Leaving out all images, write out the records that follow exactly.

START RECORD EXTRACTS

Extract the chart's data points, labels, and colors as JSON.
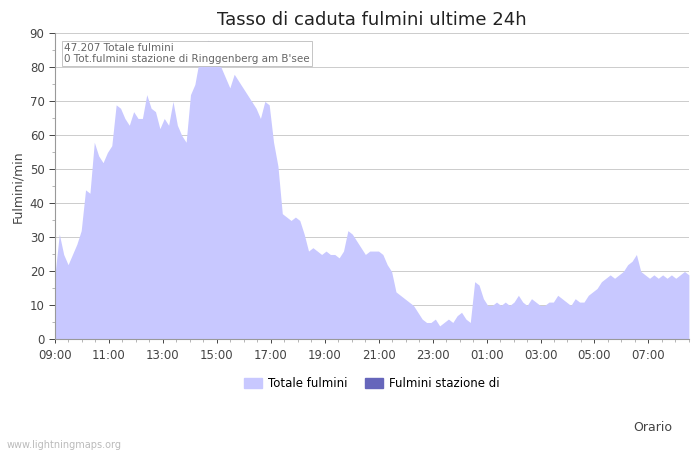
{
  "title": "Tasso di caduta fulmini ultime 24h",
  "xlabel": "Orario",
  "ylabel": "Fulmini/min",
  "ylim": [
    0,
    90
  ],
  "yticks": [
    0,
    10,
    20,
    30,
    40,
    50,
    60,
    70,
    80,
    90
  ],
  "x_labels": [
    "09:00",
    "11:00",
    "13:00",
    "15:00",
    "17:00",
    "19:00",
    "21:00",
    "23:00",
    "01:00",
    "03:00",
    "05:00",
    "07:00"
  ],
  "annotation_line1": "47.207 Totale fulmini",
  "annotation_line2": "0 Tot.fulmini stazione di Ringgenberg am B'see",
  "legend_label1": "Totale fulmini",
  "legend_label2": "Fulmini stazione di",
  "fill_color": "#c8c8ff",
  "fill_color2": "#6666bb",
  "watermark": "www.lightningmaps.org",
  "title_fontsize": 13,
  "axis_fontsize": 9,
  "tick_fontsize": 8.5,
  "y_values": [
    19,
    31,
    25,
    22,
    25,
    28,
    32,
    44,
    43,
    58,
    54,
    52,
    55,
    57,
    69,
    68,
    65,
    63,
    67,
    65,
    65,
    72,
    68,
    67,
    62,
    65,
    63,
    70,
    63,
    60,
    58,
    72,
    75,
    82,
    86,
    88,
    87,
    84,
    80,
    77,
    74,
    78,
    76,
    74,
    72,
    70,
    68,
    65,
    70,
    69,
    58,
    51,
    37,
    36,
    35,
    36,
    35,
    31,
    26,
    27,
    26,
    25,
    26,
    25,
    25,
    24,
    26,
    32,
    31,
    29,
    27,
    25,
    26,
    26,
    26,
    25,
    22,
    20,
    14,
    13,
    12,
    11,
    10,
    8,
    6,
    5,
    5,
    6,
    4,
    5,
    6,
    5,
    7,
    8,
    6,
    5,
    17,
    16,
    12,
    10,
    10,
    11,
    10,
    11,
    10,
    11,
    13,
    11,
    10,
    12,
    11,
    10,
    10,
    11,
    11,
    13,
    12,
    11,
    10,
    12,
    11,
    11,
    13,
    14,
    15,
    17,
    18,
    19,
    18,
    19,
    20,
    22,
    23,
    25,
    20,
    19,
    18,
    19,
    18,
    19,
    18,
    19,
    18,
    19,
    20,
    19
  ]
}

END RECORD EXTRACTS

» PROBLEM SOLUTION
Extract the chart's data points, labels, and colors as JSON.
{
  "title": "Tasso di caduta fulmini ultime 24h",
  "xlabel": "Orario",
  "ylabel": "Fulmini/min",
  "ylim": [
    0,
    90
  ],
  "yticks": [
    0,
    10,
    20,
    30,
    40,
    50,
    60,
    70,
    80,
    90
  ],
  "x_labels": [
    "09:00",
    "11:00",
    "13:00",
    "15:00",
    "17:00",
    "19:00",
    "21:00",
    "23:00",
    "01:00",
    "03:00",
    "05:00",
    "07:00"
  ],
  "annotation_line1": "47.207 Totale fulmini",
  "annotation_line2": "0 Tot.fulmini stazione di Ringgenberg am B'see",
  "legend_label1": "Totale fulmini",
  "legend_label2": "Fulmini stazione di",
  "fill_color": "#c8c8ff",
  "fill_color2": "#6666bb",
  "watermark": "www.lightningmaps.org",
  "title_fontsize": 13,
  "axis_fontsize": 9,
  "tick_fontsize": 8.5,
  "y_values": [
    19,
    31,
    25,
    22,
    25,
    28,
    32,
    44,
    43,
    58,
    54,
    52,
    55,
    57,
    69,
    68,
    65,
    63,
    67,
    65,
    65,
    72,
    68,
    67,
    62,
    65,
    63,
    70,
    63,
    60,
    58,
    72,
    75,
    82,
    86,
    88,
    87,
    84,
    80,
    77,
    74,
    78,
    76,
    74,
    72,
    70,
    68,
    65,
    70,
    69,
    58,
    51,
    37,
    36,
    35,
    36,
    35,
    31,
    26,
    27,
    26,
    25,
    26,
    25,
    25,
    24,
    26,
    32,
    31,
    29,
    27,
    25,
    26,
    26,
    26,
    25,
    22,
    20,
    14,
    13,
    12,
    11,
    10,
    8,
    6,
    5,
    5,
    6,
    4,
    5,
    6,
    5,
    7,
    8,
    6,
    5,
    17,
    16,
    12,
    10,
    10,
    11,
    10,
    11,
    10,
    11,
    13,
    11,
    10,
    12,
    11,
    10,
    10,
    11,
    11,
    13,
    12,
    11,
    10,
    12,
    11,
    11,
    13,
    14,
    15,
    17,
    18,
    19,
    18,
    19,
    20,
    22,
    23,
    25,
    20,
    19,
    18,
    19,
    18,
    19,
    18,
    19,
    18,
    19,
    20,
    19
  ]
}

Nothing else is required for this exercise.